▸ SET EXERCISE
Copy out each line in the material below that has the word "name".

Source data
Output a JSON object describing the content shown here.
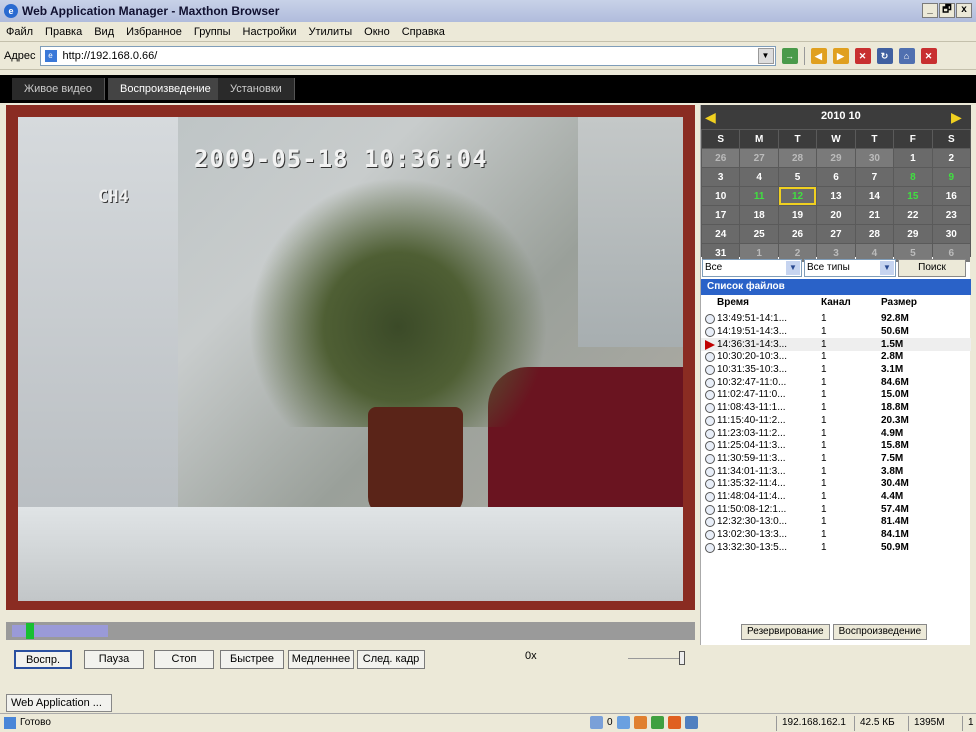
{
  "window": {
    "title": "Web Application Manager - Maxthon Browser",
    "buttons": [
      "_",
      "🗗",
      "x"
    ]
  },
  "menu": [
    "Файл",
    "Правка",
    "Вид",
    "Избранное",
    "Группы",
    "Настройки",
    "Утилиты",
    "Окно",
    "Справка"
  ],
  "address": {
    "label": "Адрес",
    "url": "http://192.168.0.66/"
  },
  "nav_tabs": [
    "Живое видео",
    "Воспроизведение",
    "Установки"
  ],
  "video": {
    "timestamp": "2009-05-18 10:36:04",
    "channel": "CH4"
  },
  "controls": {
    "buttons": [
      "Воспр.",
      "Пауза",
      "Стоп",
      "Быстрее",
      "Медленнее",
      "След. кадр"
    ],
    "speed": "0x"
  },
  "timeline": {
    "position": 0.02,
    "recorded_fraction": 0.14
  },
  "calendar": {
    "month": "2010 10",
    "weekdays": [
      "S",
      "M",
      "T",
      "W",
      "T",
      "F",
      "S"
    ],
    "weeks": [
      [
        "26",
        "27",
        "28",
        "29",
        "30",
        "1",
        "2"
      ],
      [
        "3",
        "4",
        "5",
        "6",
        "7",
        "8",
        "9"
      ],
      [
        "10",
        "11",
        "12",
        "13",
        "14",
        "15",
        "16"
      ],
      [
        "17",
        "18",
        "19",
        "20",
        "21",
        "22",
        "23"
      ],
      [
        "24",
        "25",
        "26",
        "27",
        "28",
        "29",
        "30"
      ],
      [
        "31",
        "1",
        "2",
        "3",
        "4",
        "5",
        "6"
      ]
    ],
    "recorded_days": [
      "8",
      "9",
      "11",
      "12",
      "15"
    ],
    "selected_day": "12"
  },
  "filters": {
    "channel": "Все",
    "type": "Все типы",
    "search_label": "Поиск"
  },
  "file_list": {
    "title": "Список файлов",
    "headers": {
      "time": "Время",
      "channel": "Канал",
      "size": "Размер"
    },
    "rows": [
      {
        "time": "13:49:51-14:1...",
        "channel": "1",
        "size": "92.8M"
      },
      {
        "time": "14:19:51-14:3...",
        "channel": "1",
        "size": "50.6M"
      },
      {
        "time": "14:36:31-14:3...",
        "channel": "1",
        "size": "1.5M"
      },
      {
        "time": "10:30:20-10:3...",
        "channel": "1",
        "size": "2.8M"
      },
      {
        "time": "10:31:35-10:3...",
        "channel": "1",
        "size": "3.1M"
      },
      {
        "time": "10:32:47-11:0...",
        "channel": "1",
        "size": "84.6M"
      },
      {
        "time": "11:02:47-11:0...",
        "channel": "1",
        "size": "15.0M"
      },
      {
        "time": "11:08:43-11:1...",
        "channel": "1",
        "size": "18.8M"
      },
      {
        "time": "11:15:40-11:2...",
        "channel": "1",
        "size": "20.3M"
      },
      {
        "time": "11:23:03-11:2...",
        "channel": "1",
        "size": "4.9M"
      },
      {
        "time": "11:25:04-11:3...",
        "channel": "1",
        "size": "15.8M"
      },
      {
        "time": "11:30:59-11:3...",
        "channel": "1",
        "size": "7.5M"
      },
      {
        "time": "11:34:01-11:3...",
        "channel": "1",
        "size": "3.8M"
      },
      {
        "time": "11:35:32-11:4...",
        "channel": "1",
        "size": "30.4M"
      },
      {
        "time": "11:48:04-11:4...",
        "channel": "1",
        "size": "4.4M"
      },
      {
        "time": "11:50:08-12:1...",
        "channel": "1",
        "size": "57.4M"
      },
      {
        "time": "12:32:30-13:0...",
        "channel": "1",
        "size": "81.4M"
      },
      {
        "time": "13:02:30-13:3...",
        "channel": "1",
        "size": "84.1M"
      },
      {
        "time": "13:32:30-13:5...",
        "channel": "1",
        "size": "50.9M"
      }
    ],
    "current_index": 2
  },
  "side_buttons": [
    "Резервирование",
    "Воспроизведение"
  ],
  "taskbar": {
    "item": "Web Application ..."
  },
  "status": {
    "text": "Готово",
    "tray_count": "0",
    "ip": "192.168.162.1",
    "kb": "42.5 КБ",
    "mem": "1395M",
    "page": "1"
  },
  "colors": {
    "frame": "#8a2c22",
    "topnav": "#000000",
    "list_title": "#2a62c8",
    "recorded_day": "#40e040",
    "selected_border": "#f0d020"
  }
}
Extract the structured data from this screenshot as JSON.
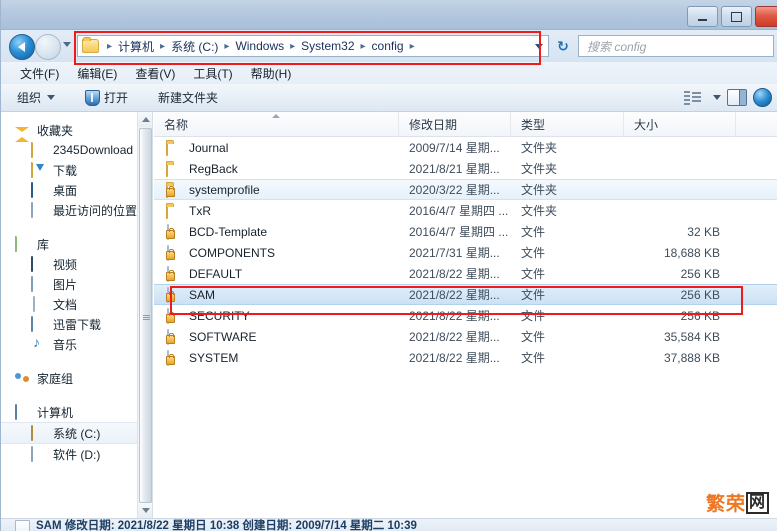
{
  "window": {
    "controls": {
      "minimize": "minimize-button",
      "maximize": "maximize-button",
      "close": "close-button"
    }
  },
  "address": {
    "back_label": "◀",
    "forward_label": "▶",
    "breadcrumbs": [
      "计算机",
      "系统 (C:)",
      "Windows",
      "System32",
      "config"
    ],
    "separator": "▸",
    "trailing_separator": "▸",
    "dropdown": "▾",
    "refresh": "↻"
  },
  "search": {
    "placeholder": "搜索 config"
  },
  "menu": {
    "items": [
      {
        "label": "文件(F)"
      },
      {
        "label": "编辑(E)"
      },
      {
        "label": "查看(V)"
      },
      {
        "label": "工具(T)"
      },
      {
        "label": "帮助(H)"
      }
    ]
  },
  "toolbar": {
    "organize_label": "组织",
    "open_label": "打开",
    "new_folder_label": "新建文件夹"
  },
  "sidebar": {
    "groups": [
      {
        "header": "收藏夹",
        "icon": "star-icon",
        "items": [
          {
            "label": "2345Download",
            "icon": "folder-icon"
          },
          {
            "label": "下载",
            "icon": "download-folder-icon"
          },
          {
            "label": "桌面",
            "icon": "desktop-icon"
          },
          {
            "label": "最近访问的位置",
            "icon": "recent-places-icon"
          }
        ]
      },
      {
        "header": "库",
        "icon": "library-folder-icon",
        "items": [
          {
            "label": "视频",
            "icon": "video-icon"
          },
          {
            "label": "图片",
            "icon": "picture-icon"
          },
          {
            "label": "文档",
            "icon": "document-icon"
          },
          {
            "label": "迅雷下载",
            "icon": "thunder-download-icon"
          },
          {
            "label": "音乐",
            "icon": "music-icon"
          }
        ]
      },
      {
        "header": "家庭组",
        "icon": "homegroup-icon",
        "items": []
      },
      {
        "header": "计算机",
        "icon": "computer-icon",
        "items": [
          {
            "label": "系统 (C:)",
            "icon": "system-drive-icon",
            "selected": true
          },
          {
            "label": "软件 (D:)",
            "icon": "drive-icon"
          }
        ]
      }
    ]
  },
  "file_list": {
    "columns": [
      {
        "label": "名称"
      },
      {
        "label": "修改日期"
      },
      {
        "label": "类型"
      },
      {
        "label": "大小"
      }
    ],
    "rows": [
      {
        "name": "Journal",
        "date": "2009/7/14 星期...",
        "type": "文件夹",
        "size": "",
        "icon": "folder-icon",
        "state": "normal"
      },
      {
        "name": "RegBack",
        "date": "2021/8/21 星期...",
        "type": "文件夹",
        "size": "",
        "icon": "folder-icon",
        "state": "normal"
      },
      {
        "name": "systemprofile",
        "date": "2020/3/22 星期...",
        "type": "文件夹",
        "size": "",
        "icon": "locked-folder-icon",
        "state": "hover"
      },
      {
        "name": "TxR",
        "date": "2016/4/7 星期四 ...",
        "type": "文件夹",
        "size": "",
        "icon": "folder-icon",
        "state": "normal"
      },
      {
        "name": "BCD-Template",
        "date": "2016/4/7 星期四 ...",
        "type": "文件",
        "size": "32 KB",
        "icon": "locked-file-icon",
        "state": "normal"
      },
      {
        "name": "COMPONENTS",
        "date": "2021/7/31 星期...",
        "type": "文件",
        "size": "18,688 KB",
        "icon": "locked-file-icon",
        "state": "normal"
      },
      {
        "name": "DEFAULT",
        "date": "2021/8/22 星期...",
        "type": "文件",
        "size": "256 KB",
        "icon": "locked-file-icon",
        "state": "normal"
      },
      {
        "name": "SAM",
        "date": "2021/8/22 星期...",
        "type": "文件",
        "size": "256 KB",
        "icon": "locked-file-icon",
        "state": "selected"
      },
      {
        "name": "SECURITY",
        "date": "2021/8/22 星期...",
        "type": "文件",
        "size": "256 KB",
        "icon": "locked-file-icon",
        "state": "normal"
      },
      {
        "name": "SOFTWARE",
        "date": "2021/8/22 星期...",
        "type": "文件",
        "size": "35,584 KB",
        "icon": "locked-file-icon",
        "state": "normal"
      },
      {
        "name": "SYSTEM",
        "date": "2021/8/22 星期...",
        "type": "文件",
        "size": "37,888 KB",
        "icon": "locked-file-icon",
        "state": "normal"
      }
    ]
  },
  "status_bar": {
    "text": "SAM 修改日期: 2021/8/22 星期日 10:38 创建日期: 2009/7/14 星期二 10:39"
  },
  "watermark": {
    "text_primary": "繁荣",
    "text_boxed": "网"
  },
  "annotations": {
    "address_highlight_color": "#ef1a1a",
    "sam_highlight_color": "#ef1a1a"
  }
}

▸ SOLUTION FOR THIS TASK
        "name": "Journal",
        "name": "RegBack",
        "name": "systemprofile",
        "name": "TxR",
        "name": "BCD-Template",
        "name": "COMPONENTS",
        "name": "DEFAULT",
        "name": "SAM",
        "name": "SECURITY",
        "name": "SOFTWARE",
        "name": "SYSTEM",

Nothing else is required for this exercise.